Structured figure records
# # #

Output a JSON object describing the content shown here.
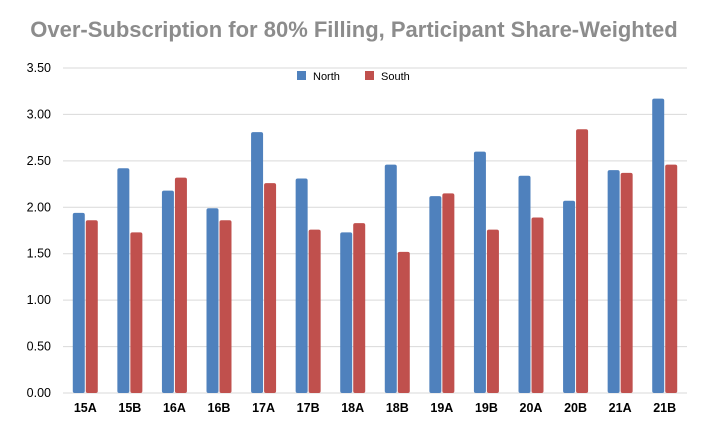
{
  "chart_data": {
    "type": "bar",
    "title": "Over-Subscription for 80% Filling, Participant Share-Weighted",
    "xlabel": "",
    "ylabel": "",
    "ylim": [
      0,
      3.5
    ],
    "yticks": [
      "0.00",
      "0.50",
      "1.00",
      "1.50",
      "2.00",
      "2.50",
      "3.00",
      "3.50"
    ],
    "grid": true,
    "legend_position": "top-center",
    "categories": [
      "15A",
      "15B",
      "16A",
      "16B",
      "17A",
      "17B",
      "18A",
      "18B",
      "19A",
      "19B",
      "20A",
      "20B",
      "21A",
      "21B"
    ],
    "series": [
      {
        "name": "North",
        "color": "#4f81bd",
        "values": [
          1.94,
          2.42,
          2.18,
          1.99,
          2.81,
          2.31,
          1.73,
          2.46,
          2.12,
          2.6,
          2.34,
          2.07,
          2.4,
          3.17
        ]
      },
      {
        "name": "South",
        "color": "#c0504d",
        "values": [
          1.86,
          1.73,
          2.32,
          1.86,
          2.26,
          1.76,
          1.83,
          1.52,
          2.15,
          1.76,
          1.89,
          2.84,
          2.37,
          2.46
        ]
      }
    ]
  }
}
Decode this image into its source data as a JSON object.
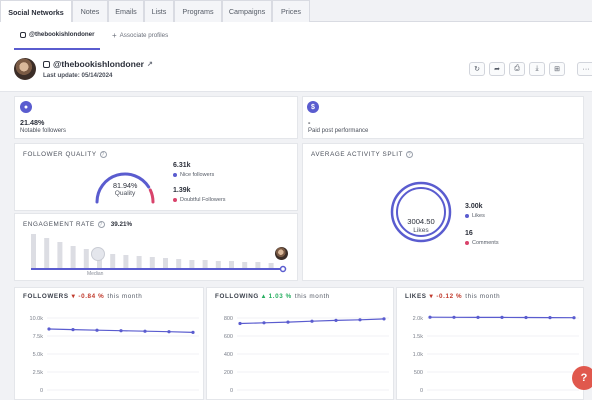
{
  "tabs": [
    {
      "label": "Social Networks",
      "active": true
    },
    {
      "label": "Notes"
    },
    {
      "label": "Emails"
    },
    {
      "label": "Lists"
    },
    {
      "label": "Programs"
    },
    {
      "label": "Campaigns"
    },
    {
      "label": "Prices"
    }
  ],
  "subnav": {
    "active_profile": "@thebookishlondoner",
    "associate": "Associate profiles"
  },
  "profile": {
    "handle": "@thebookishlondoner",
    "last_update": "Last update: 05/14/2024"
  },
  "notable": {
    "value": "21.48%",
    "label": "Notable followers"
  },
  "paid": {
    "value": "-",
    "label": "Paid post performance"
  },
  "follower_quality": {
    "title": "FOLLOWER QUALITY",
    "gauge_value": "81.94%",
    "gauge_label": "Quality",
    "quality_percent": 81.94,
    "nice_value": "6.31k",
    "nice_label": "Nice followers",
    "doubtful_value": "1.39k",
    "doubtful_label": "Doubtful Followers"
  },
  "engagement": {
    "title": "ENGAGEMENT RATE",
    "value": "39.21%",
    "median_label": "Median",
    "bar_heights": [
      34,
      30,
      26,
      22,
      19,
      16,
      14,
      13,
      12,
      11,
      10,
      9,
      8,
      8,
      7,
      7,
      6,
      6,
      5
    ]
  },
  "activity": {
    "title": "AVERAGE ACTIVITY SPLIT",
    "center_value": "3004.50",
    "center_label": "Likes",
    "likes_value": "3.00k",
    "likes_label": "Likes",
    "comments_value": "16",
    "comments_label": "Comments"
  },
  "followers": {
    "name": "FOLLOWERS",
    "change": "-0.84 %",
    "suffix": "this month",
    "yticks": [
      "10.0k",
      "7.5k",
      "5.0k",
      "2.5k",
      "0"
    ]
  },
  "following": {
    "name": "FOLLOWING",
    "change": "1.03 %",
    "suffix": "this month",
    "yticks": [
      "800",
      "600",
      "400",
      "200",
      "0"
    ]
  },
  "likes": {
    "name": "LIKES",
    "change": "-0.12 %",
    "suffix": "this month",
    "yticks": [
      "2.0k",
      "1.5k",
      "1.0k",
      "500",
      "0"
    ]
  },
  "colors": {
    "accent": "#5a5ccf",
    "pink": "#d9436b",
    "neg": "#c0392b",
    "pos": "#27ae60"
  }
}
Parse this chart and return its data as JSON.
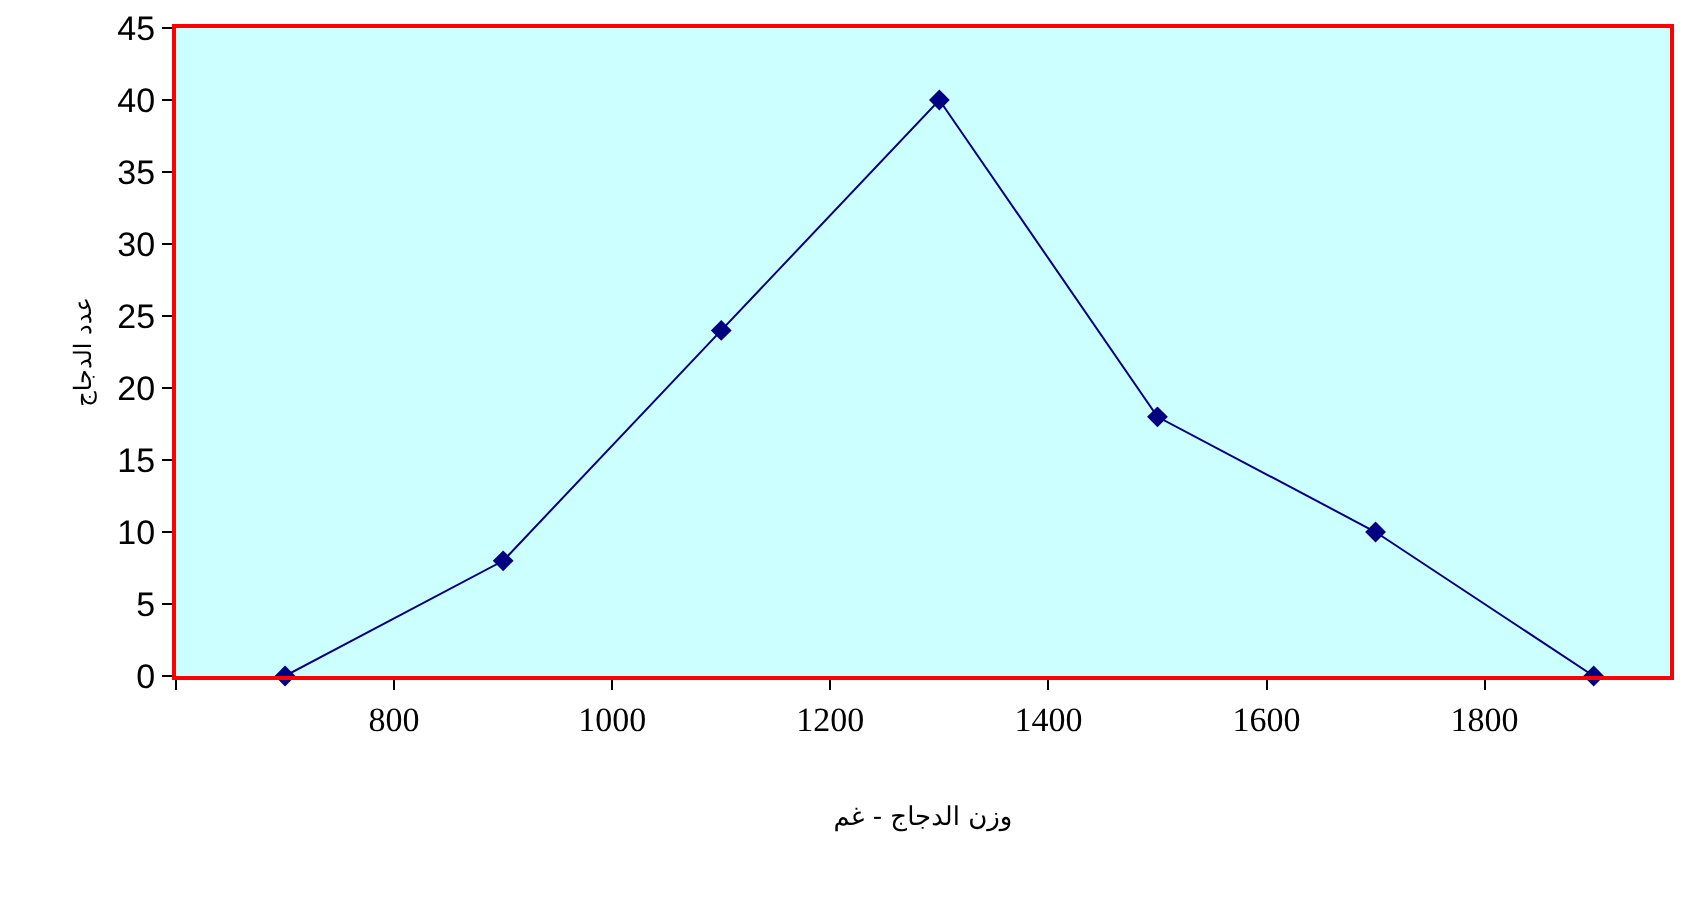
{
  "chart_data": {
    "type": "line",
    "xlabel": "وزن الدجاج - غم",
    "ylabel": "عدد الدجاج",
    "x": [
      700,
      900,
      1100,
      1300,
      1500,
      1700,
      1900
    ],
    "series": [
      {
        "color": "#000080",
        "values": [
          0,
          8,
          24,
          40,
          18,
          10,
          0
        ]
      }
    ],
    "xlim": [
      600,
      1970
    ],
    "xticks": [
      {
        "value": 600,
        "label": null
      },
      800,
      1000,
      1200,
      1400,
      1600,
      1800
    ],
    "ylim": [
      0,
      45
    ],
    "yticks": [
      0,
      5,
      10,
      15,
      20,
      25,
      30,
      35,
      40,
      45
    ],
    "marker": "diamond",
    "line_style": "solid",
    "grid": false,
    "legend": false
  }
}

# # #

> _Set problem_
Find every line in the listing that holds the string "title", then say how many there are as a bare number.

> _Solution for this task_
4